**WHAT THE TASK REQUIRES:** Print the stretch of rows from the start through the line containing "course-cell[interactable]: 滿 241192", both ends included, reproducing each line verbatim.

(Spatial layout data)
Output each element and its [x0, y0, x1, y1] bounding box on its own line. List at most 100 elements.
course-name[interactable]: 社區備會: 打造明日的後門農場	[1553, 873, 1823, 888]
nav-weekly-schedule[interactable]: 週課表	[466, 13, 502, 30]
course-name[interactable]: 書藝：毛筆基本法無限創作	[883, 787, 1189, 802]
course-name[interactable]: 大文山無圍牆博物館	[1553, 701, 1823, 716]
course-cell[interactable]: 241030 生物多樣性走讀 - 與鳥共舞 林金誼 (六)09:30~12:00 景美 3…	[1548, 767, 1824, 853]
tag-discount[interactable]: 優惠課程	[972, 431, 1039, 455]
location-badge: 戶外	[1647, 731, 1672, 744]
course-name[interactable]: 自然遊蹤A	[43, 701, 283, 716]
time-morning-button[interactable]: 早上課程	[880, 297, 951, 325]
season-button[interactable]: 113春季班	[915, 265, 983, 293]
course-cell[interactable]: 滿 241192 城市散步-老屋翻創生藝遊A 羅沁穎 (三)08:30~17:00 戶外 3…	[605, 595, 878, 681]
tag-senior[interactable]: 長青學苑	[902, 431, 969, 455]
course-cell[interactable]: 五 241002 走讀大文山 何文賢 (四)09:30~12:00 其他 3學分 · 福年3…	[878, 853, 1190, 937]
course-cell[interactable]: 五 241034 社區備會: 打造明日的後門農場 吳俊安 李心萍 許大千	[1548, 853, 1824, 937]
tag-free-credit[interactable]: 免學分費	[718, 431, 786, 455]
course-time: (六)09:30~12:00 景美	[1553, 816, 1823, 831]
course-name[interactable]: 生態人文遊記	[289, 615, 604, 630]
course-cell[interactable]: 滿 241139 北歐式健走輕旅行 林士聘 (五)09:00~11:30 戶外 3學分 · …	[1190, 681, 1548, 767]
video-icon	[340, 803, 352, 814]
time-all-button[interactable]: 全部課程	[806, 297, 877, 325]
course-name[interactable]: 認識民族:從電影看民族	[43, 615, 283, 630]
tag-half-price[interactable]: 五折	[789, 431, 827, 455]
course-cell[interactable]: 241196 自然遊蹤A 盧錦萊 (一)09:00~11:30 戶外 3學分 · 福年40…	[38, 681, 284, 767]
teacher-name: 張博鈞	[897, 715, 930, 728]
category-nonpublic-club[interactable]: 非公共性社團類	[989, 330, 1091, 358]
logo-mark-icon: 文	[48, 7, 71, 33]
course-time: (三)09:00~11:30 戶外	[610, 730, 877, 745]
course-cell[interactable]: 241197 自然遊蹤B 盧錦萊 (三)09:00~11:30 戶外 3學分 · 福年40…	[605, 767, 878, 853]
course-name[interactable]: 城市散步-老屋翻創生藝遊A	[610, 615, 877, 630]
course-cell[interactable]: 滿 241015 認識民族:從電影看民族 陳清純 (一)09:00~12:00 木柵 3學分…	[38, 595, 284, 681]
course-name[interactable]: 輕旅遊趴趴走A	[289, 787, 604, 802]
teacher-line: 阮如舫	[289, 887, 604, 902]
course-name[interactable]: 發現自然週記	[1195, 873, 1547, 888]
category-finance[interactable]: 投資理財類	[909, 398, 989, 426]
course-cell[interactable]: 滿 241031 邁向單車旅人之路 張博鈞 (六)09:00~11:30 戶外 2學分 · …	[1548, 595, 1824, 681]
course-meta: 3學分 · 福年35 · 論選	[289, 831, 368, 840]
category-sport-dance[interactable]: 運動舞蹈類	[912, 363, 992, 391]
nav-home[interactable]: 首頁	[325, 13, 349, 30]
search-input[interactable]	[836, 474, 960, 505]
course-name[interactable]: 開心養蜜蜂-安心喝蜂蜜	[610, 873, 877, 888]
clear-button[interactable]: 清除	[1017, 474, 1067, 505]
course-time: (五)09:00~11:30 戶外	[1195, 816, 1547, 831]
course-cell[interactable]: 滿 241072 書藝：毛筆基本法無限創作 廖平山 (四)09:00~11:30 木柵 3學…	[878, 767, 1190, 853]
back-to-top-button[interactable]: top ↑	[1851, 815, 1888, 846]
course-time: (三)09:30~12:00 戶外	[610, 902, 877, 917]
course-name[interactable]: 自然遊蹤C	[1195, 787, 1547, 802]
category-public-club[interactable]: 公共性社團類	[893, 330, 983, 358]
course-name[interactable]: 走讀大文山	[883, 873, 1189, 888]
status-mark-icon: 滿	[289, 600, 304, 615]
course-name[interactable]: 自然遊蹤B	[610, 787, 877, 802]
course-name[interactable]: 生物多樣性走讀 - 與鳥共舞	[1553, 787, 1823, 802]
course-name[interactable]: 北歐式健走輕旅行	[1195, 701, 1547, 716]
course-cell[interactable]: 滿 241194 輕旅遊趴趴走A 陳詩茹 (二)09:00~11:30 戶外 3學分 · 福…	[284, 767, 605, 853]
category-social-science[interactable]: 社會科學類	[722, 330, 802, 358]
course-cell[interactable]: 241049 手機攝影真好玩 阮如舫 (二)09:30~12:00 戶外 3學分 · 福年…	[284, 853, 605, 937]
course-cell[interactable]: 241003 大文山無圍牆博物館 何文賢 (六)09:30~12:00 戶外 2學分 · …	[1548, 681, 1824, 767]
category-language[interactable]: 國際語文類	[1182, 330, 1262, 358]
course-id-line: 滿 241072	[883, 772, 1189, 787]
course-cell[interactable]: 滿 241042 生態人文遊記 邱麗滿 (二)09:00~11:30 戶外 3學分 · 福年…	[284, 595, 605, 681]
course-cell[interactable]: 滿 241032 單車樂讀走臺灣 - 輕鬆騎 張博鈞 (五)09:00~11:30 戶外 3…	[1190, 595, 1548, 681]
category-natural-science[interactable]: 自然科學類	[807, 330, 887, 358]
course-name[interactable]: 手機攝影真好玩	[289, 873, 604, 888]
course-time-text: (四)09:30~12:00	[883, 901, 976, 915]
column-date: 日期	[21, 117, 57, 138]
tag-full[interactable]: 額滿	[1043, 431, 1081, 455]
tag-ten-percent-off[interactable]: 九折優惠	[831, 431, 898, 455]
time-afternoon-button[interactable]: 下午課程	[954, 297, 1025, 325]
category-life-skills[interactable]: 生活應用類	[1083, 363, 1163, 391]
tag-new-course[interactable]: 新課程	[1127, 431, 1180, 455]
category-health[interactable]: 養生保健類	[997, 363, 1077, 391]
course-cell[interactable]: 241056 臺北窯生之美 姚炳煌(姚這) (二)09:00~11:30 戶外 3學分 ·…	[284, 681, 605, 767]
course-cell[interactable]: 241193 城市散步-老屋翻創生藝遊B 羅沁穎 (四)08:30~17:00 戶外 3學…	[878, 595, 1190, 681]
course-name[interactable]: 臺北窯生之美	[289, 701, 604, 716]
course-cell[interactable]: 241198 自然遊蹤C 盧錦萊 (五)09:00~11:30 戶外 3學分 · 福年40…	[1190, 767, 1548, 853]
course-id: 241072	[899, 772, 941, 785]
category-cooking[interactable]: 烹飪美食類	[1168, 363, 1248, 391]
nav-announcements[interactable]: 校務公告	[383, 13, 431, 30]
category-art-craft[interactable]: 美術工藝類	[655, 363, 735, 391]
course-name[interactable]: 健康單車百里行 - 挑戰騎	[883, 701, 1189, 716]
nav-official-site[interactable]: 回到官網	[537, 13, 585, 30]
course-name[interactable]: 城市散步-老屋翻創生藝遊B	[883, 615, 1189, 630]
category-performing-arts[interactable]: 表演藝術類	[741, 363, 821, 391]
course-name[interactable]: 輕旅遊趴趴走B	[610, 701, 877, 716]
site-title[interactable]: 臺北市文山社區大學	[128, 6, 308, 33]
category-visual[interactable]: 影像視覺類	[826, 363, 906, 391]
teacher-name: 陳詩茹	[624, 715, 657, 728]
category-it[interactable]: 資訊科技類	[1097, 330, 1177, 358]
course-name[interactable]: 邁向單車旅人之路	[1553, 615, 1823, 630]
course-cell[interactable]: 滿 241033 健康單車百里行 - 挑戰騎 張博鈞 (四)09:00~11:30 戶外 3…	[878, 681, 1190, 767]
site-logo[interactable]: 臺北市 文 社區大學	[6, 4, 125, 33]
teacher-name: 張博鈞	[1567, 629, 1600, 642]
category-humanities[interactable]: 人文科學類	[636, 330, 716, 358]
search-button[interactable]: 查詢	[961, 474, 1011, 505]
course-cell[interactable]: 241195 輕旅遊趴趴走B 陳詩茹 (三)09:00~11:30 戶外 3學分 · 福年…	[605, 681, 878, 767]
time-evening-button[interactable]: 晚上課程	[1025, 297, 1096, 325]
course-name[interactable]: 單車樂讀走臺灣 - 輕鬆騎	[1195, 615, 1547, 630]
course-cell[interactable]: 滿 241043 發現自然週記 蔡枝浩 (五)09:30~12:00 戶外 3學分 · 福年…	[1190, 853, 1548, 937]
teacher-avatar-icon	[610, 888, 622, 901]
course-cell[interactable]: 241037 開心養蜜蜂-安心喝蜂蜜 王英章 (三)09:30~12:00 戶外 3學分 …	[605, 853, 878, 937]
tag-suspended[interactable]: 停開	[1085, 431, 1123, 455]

**REPLY:**
Output each element and its [x0, y0, x1, y1] bounding box on its own line. List at most 100 elements.
course-name[interactable]: 社區備會: 打造明日的後門農場	[1553, 873, 1823, 888]
nav-weekly-schedule[interactable]: 週課表	[466, 13, 502, 30]
course-name[interactable]: 書藝：毛筆基本法無限創作	[883, 787, 1189, 802]
course-name[interactable]: 大文山無圍牆博物館	[1553, 701, 1823, 716]
course-cell[interactable]: 241030 生物多樣性走讀 - 與鳥共舞 林金誼 (六)09:30~12:00 景美 3…	[1548, 767, 1824, 853]
tag-discount[interactable]: 優惠課程	[972, 431, 1039, 455]
location-badge: 戶外	[1647, 731, 1672, 744]
course-name[interactable]: 自然遊蹤A	[43, 701, 283, 716]
time-morning-button[interactable]: 早上課程	[880, 297, 951, 325]
season-button[interactable]: 113春季班	[915, 265, 983, 293]
course-cell[interactable]: 滿 241192 城市散步-老屋翻創生藝遊A 羅沁穎 (三)08:30~17:00 戶外 3…	[605, 595, 878, 681]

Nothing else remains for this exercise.